#### JOB
State how many lines contain the string "series", and write nothing else.

#### RECORDED DATA
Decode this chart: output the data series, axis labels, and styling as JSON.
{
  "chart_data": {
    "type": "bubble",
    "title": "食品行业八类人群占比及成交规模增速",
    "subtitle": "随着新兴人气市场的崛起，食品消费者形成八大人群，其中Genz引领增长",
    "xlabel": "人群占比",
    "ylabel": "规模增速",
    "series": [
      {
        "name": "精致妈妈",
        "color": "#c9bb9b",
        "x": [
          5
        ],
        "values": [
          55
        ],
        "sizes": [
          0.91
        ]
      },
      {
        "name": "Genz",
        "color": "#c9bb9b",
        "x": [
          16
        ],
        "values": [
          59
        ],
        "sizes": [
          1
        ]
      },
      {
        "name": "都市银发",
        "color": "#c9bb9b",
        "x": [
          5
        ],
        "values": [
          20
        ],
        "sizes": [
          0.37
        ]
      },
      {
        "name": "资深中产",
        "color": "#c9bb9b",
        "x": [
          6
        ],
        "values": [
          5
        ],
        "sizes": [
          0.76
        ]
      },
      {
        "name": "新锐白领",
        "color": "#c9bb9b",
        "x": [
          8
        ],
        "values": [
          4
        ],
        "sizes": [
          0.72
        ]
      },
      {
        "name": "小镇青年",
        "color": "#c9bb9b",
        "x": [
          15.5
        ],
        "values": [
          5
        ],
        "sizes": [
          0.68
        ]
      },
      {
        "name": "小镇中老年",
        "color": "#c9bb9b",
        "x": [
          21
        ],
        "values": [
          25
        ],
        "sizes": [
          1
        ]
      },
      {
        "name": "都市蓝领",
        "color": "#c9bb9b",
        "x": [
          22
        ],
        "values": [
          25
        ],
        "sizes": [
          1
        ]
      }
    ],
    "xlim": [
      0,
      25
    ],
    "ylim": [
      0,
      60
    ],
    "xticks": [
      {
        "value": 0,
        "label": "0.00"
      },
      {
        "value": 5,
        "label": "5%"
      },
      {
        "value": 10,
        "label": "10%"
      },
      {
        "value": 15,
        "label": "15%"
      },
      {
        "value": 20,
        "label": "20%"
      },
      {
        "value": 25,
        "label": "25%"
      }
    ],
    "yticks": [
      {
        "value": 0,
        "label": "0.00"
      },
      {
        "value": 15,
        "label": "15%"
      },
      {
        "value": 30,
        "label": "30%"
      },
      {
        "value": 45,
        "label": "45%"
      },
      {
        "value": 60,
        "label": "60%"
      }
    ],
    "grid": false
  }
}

#### RIGHT ANSWER
2